**THE EXERCISE**
Output the lines that follow exactly as they are.

= = =

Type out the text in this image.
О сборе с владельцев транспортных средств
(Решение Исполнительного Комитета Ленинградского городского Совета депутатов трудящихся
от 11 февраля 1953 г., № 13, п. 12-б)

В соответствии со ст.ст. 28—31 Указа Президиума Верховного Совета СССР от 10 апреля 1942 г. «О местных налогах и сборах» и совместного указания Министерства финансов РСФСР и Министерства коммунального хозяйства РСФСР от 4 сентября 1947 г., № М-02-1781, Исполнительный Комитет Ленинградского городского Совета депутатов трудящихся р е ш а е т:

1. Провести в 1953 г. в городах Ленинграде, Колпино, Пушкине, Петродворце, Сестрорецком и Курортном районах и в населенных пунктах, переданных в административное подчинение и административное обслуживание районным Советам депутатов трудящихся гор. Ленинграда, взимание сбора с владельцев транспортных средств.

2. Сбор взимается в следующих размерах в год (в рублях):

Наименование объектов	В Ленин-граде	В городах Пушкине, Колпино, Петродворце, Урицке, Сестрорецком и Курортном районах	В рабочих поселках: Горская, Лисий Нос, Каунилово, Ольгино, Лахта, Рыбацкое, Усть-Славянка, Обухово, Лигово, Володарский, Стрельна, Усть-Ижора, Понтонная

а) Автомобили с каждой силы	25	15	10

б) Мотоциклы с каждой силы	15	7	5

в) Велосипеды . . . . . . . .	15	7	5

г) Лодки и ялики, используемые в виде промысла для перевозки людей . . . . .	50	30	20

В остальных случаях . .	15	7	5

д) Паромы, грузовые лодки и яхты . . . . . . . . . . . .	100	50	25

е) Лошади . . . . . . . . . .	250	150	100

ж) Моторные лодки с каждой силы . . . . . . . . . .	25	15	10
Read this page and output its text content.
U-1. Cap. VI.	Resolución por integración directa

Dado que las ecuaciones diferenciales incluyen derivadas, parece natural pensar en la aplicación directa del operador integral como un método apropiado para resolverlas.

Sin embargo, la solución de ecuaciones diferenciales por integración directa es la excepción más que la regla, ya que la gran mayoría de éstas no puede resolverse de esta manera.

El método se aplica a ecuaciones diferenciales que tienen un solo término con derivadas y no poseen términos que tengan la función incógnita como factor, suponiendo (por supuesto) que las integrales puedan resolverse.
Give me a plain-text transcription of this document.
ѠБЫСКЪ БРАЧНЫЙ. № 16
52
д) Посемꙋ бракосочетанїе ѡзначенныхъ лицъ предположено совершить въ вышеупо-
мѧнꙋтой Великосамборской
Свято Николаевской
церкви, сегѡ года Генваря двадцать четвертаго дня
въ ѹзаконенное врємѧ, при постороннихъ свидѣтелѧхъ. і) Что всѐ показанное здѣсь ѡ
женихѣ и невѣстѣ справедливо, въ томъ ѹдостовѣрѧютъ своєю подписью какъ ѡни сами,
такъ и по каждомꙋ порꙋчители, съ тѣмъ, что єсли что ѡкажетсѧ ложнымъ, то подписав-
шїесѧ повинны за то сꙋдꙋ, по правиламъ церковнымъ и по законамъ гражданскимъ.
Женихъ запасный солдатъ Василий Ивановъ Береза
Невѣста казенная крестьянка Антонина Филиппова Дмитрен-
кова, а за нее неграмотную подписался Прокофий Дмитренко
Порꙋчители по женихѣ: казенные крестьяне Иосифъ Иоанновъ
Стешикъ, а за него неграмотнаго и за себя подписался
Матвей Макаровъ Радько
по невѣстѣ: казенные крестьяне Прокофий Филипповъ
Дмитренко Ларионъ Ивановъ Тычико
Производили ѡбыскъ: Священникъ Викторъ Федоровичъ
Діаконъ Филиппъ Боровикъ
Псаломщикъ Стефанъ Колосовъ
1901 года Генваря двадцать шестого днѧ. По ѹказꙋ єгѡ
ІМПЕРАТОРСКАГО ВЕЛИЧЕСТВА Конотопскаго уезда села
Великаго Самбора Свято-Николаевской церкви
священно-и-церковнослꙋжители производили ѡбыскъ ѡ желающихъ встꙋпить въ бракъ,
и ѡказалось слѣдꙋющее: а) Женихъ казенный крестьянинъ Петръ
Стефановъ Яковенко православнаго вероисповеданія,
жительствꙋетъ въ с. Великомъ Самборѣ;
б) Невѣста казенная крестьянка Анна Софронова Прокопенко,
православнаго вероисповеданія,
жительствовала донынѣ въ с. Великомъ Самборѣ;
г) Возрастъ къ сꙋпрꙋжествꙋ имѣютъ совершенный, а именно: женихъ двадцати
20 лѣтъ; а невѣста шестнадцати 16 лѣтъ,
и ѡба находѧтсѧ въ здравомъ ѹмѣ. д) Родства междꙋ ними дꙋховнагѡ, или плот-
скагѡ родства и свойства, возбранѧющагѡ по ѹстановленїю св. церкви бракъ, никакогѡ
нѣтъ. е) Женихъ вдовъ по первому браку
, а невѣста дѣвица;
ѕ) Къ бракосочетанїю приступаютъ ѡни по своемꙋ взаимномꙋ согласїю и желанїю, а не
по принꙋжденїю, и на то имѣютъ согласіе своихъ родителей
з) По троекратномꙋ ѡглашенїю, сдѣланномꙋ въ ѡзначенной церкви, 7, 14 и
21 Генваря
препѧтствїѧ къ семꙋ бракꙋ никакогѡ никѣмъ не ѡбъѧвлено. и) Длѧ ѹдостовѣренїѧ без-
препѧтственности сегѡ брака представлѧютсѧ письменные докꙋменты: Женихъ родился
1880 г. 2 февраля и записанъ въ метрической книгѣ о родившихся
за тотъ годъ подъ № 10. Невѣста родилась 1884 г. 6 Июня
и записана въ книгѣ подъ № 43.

= = =

**EXERCISE ANSWER**
Type out the text in this image.
О сборе с владельцев транспортных средств
(Решение Исполнительного Комитета Ленинградского городского Совета депутатов трудящихся
от 11 февраля 1953 г., № 13, п. 12-б)

В соответствии со ст.ст. 28—31 Указа Президиума Верховного Совета СССР от 10 апреля 1942 г. «О местных налогах и сборах» и совместного указания Министерства финансов РСФСР и Министерства коммунального хозяйства РСФСР от 4 сентября 1947 г., № М-02-1781, Исполнительный Комитет Ленинградского городского Совета депутатов трудящихся р е ш а е т:

1. Провести в 1953 г. в городах Ленинграде, Колпино, Пушкине, Петродворце, Сестрорецком и Курортном районах и в населенных пунктах, переданных в административное подчинение и административное обслуживание районным Советам депутатов трудящихся гор. Ленинграда, взимание сбора с владельцев транспортных средств.

2. Сбор взимается в следующих размерах в год (в рублях):

Наименование объектов	В Ленин-граде	В городах Пушкине, Колпино, Петродворце, Урицке, Сестрорецком и Курортном районах	В рабочих поселках: Горская, Лисий Нос, Каунилово, Ольгино, Лахта, Рыбацкое, Усть-Славянка, Обухово, Лигово, Володарский, Стрельна, Усть-Ижора, Понтонная

а) Автомобили с каждой силы	25	15	10

б) Мотоциклы с каждой силы	15	7	5

в) Велосипеды . . . . . . . .	15	7	5

г) Лодки и ялики, используемые в виде промысла для перевозки людей . . . . .	50	30	20

В остальных случаях . .	15	7	5

д) Паромы, грузовые лодки и яхты . . . . . . . . . . . .	100	50	25

е) Лошади . . . . . . . . . .	250	150	100

ж) Моторные лодки с каждой силы . . . . . . . . . .	25	15	10
Read this page and output its text content.
U-1. Cap. VI.	Resolución por integración directa

Dado que las ecuaciones diferenciales incluyen derivadas, parece natural pensar en la aplicación directa del operador integral como un método apropiado para resolverlas.

Sin embargo, la solución de ecuaciones diferenciales por integración directa es la excepción más que la regla, ya que la gran mayoría de éstas no puede resolverse de esta manera.

El método se aplica a ecuaciones diferenciales que tienen un solo término con derivadas y no poseen términos que tengan la función incógnita como factor, suponiendo (por supuesto) que las integrales puedan resolverse.
Give me a plain-text transcription of this document.
ѠБЫСКЪ БРАЧНЫЙ. № 16
52
д) Посемꙋ бракосочетанїе ѡзначенныхъ лицъ предположено совершить въ вышеупо-
мѧнꙋтой Великосамборской
Свято Николаевской
церкви, сегѡ года Генваря двадцать четвертаго дня
въ ѹзаконенное врємѧ, при постороннихъ свидѣтелѧхъ. і) Что всѐ показанное здѣсь ѡ
женихѣ и невѣстѣ справедливо, въ томъ ѹдостовѣрѧютъ своєю подписью какъ ѡни сами,
такъ и по каждомꙋ порꙋчители, съ тѣмъ, что єсли что ѡкажетсѧ ложнымъ, то подписав-
шїесѧ повинны за то сꙋдꙋ, по правиламъ церковнымъ и по законамъ гражданскимъ.
Женихъ запасный солдатъ Василий Ивановъ Береза
Невѣста казенная крестьянка Антонина Филиппова Дмитрен-
кова, а за нее неграмотную подписался Прокофий Дмитренко
Порꙋчители по женихѣ: казенные крестьяне Иосифъ Иоанновъ
Стешикъ, а за него неграмотнаго и за себя подписался
Матвей Макаровъ Радько
по невѣстѣ: казенные крестьяне Прокофий Филипповъ
Дмитренко Ларионъ Ивановъ Тычико
Производили ѡбыскъ: Священникъ Викторъ Федоровичъ
Діаконъ Филиппъ Боровикъ
Псаломщикъ Стефанъ Колосовъ
1901 года Генваря двадцать шестого днѧ. По ѹказꙋ єгѡ
ІМПЕРАТОРСКАГО ВЕЛИЧЕСТВА Конотопскаго уезда села
Великаго Самбора Свято-Николаевской церкви
священно-и-церковнослꙋжители производили ѡбыскъ ѡ желающихъ встꙋпить въ бракъ,
и ѡказалось слѣдꙋющее: а) Женихъ казенный крестьянинъ Петръ
Стефановъ Яковенко православнаго вероисповеданія,
жительствꙋетъ въ с. Великомъ Самборѣ;
б) Невѣста казенная крестьянка Анна Софронова Прокопенко,
православнаго вероисповеданія,
жительствовала донынѣ въ с. Великомъ Самборѣ;
г) Возрастъ къ сꙋпрꙋжествꙋ имѣютъ совершенный, а именно: женихъ двадцати
20 лѣтъ; а невѣста шестнадцати 16 лѣтъ,
и ѡба находѧтсѧ въ здравомъ ѹмѣ. д) Родства междꙋ ними дꙋховнагѡ, или плот-
скагѡ родства и свойства, возбранѧющагѡ по ѹстановленїю св. церкви бракъ, никакогѡ
нѣтъ. е) Женихъ вдовъ по первому браку
, а невѣста дѣвица;
ѕ) Къ бракосочетанїю приступаютъ ѡни по своемꙋ взаимномꙋ согласїю и желанїю, а не
по принꙋжденїю, и на то имѣютъ согласіе своихъ родителей
з) По троекратномꙋ ѡглашенїю, сдѣланномꙋ въ ѡзначенной церкви, 7, 14 и
21 Генваря
препѧтствїѧ къ семꙋ бракꙋ никакогѡ никѣмъ не ѡбъѧвлено. и) Длѧ ѹдостовѣренїѧ без-
препѧтственности сегѡ брака представлѧютсѧ письменные докꙋменты: Женихъ родился
1880 г. 2 февраля и записанъ въ метрической книгѣ о родившихся
за тотъ годъ подъ № 10. Невѣста родилась 1884 г. 6 Июня
и записана въ книгѣ подъ № 43.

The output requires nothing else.